### EXERCISE REQUIREMENTS
Print each line of the records below without changing a single character.
▽
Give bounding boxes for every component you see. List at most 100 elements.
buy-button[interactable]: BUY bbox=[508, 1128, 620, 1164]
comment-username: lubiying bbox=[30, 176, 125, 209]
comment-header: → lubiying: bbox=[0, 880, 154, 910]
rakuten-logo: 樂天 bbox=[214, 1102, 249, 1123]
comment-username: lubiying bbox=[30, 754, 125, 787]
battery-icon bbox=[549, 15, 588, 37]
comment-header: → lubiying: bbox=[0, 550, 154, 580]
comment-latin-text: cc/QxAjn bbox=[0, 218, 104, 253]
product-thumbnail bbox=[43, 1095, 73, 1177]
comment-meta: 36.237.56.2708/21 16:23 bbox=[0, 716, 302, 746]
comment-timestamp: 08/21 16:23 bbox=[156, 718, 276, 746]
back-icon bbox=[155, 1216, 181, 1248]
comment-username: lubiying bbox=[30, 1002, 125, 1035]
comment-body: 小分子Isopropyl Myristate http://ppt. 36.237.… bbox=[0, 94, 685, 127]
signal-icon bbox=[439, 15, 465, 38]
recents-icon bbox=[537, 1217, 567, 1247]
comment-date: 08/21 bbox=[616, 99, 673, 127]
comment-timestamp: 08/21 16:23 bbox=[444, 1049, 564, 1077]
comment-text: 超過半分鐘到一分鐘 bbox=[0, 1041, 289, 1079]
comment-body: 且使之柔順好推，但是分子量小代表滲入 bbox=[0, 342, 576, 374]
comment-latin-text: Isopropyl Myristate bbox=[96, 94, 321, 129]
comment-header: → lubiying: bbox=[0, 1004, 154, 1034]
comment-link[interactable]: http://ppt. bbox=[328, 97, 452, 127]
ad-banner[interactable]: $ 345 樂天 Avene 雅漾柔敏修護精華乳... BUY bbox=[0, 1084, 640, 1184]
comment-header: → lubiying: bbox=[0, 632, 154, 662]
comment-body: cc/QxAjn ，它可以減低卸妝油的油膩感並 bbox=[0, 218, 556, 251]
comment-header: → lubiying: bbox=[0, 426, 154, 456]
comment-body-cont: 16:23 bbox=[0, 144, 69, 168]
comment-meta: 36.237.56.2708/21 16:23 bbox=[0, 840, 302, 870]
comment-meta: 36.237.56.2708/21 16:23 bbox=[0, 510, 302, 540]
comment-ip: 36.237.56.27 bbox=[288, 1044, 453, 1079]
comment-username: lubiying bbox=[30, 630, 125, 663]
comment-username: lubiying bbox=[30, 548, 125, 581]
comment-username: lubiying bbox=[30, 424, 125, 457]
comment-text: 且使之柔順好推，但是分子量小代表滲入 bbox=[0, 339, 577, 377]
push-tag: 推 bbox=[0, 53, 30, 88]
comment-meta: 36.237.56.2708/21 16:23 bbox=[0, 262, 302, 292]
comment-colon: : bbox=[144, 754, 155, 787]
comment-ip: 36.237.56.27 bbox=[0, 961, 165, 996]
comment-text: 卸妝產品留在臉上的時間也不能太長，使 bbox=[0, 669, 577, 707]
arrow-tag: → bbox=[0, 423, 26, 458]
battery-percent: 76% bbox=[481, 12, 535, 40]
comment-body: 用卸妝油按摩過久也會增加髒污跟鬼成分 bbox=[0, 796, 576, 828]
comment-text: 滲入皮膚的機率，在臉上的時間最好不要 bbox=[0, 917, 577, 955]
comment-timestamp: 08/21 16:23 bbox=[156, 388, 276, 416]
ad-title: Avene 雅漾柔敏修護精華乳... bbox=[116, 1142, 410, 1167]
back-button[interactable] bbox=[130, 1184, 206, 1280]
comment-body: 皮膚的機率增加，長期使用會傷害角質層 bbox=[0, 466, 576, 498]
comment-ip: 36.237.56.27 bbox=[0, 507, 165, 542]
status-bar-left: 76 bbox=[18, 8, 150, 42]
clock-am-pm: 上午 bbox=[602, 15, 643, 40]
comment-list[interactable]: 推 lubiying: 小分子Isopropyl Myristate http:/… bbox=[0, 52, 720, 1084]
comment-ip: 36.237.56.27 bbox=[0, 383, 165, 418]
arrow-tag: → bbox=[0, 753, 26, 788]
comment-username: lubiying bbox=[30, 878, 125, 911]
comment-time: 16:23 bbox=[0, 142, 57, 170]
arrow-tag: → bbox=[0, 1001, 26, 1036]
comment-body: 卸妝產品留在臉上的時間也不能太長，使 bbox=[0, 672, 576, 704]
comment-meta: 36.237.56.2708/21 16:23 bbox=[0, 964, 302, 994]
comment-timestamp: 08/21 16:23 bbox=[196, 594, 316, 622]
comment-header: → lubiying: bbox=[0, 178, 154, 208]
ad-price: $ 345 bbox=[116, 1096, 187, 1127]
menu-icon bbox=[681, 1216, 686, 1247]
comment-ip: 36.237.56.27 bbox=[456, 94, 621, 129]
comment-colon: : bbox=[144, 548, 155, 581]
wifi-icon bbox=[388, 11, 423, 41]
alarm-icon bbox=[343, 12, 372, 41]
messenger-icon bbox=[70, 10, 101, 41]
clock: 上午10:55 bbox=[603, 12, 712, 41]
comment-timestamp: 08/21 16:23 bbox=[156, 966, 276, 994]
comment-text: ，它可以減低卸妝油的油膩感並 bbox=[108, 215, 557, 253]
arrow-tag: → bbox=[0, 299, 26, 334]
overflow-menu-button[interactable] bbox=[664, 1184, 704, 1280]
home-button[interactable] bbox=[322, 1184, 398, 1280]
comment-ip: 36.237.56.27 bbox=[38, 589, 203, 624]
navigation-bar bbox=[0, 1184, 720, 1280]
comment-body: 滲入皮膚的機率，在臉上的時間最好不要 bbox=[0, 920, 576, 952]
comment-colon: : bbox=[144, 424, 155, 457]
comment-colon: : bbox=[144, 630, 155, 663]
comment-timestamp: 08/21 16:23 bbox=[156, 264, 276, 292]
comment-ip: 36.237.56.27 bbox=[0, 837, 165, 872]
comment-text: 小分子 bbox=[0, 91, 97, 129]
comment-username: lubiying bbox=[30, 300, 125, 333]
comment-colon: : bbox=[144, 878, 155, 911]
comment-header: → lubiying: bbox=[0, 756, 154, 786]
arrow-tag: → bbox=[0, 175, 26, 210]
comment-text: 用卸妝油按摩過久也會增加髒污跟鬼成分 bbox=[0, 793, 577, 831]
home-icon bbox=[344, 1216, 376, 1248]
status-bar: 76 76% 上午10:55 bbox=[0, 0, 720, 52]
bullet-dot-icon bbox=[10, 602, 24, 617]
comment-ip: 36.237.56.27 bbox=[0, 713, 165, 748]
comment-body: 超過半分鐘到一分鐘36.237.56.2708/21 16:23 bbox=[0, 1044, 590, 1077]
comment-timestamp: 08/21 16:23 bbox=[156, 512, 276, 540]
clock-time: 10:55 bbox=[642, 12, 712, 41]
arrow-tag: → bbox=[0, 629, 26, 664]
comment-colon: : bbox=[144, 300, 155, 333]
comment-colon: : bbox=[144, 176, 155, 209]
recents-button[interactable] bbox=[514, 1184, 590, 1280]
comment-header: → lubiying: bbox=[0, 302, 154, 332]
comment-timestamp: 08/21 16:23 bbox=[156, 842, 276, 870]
△
### FULL SOLUTION
Give bounding boxes for every component you see. List at most 100 elements.
buy-button[interactable]: BUY bbox=[508, 1128, 620, 1164]
comment-username: lubiying bbox=[30, 176, 125, 209]
comment-header: → lubiying: bbox=[0, 880, 154, 910]
rakuten-logo: 樂天 bbox=[214, 1102, 249, 1123]
comment-username: lubiying bbox=[30, 754, 125, 787]
battery-icon bbox=[549, 15, 588, 37]
comment-header: → lubiying: bbox=[0, 550, 154, 580]
comment-latin-text: cc/QxAjn bbox=[0, 218, 104, 253]
product-thumbnail bbox=[43, 1095, 73, 1177]
comment-meta: 36.237.56.2708/21 16:23 bbox=[0, 716, 302, 746]
comment-timestamp: 08/21 16:23 bbox=[156, 718, 276, 746]
back-icon bbox=[155, 1216, 181, 1248]
comment-username: lubiying bbox=[30, 1002, 125, 1035]
comment-body: 小分子Isopropyl Myristate http://ppt. 36.237.… bbox=[0, 94, 685, 127]
signal-icon bbox=[439, 15, 465, 38]
recents-icon bbox=[537, 1217, 567, 1247]
comment-date: 08/21 bbox=[616, 99, 673, 127]
comment-timestamp: 08/21 16:23 bbox=[444, 1049, 564, 1077]
comment-text: 超過半分鐘到一分鐘 bbox=[0, 1041, 289, 1079]
comment-body: 且使之柔順好推，但是分子量小代表滲入 bbox=[0, 342, 576, 374]
comment-latin-text: Isopropyl Myristate bbox=[96, 94, 321, 129]
comment-header: → lubiying: bbox=[0, 1004, 154, 1034]
comment-link[interactable]: http://ppt. bbox=[328, 97, 452, 127]
ad-banner[interactable]: $ 345 樂天 Avene 雅漾柔敏修護精華乳... BUY bbox=[0, 1084, 640, 1184]
comment-header: → lubiying: bbox=[0, 632, 154, 662]
comment-body: cc/QxAjn ，它可以減低卸妝油的油膩感並 bbox=[0, 218, 556, 251]
comment-header: → lubiying: bbox=[0, 426, 154, 456]
comment-body-cont: 16:23 bbox=[0, 144, 69, 168]
comment-meta: 36.237.56.2708/21 16:23 bbox=[0, 840, 302, 870]
comment-meta: 36.237.56.2708/21 16:23 bbox=[0, 510, 302, 540]
comment-ip: 36.237.56.27 bbox=[288, 1044, 453, 1079]
comment-username: lubiying bbox=[30, 630, 125, 663]
comment-username: lubiying bbox=[30, 548, 125, 581]
comment-username: lubiying bbox=[30, 424, 125, 457]
comment-text: 且使之柔順好推，但是分子量小代表滲入 bbox=[0, 339, 577, 377]
push-tag: 推 bbox=[0, 53, 30, 88]
comment-meta: 36.237.56.2708/21 16:23 bbox=[0, 262, 302, 292]
comment-colon: : bbox=[144, 754, 155, 787]
comment-ip: 36.237.56.27 bbox=[0, 961, 165, 996]
comment-text: 卸妝產品留在臉上的時間也不能太長，使 bbox=[0, 669, 577, 707]
arrow-tag: → bbox=[0, 423, 26, 458]
battery-percent: 76% bbox=[481, 12, 535, 40]
comment-body: 用卸妝油按摩過久也會增加髒污跟鬼成分 bbox=[0, 796, 576, 828]
comment-text: 滲入皮膚的機率，在臉上的時間最好不要 bbox=[0, 917, 577, 955]
comment-timestamp: 08/21 16:23 bbox=[156, 388, 276, 416]
ad-title: Avene 雅漾柔敏修護精華乳... bbox=[116, 1142, 410, 1167]
back-button[interactable] bbox=[130, 1184, 206, 1280]
comment-body: 皮膚的機率增加，長期使用會傷害角質層 bbox=[0, 466, 576, 498]
comment-ip: 36.237.56.27 bbox=[0, 507, 165, 542]
status-bar-left: 76 bbox=[18, 8, 150, 42]
clock-am-pm: 上午 bbox=[602, 15, 643, 40]
comment-list[interactable]: 推 lubiying: 小分子Isopropyl Myristate http:/… bbox=[0, 52, 720, 1084]
comment-ip: 36.237.56.27 bbox=[0, 383, 165, 418]
arrow-tag: → bbox=[0, 753, 26, 788]
comment-username: lubiying bbox=[30, 878, 125, 911]
comment-time: 16:23 bbox=[0, 142, 57, 170]
arrow-tag: → bbox=[0, 1001, 26, 1036]
comment-body: 卸妝產品留在臉上的時間也不能太長，使 bbox=[0, 672, 576, 704]
comment-meta: 36.237.56.2708/21 16:23 bbox=[0, 964, 302, 994]
comment-timestamp: 08/21 16:23 bbox=[196, 594, 316, 622]
comment-header: → lubiying: bbox=[0, 178, 154, 208]
ad-price: $ 345 bbox=[116, 1096, 187, 1127]
menu-icon bbox=[681, 1216, 686, 1247]
comment-ip: 36.237.56.27 bbox=[456, 94, 621, 129]
comment-colon: : bbox=[144, 548, 155, 581]
wifi-icon bbox=[388, 11, 423, 41]
alarm-icon bbox=[343, 12, 372, 41]
messenger-icon bbox=[70, 10, 101, 41]
clock: 上午10:55 bbox=[603, 12, 712, 41]
comment-timestamp: 08/21 16:23 bbox=[156, 966, 276, 994]
comment-text: ，它可以減低卸妝油的油膩感並 bbox=[108, 215, 557, 253]
arrow-tag: → bbox=[0, 299, 26, 334]
overflow-menu-button[interactable] bbox=[664, 1184, 704, 1280]
home-button[interactable] bbox=[322, 1184, 398, 1280]
comment-ip: 36.237.56.27 bbox=[38, 589, 203, 624]
navigation-bar bbox=[0, 1184, 720, 1280]
comment-body: 滲入皮膚的機率，在臉上的時間最好不要 bbox=[0, 920, 576, 952]
comment-colon: : bbox=[144, 424, 155, 457]
comment-colon: : bbox=[144, 630, 155, 663]
comment-timestamp: 08/21 16:23 bbox=[156, 264, 276, 292]
comment-ip: 36.237.56.27 bbox=[0, 837, 165, 872]
comment-text: 小分子 bbox=[0, 91, 97, 129]
comment-username: lubiying bbox=[30, 300, 125, 333]
comment-colon: : bbox=[144, 878, 155, 911]
comment-header: → lubiying: bbox=[0, 756, 154, 786]
arrow-tag: → bbox=[0, 175, 26, 210]
comment-text: 用卸妝油按摩過久也會增加髒污跟鬼成分 bbox=[0, 793, 577, 831]
home-icon bbox=[344, 1216, 376, 1248]
status-bar: 76 76% 上午10:55 bbox=[0, 0, 720, 52]
bullet-dot-icon bbox=[10, 602, 24, 617]
comment-ip: 36.237.56.27 bbox=[0, 713, 165, 748]
comment-body: 超過半分鐘到一分鐘36.237.56.2708/21 16:23 bbox=[0, 1044, 590, 1077]
comment-timestamp: 08/21 16:23 bbox=[156, 512, 276, 540]
clock-time: 10:55 bbox=[642, 12, 712, 41]
arrow-tag: → bbox=[0, 629, 26, 664]
comment-colon: : bbox=[144, 300, 155, 333]
comment-colon: : bbox=[144, 176, 155, 209]
recents-button[interactable] bbox=[514, 1184, 590, 1280]
comment-header: → lubiying: bbox=[0, 302, 154, 332]
comment-timestamp: 08/21 16:23 bbox=[156, 842, 276, 870]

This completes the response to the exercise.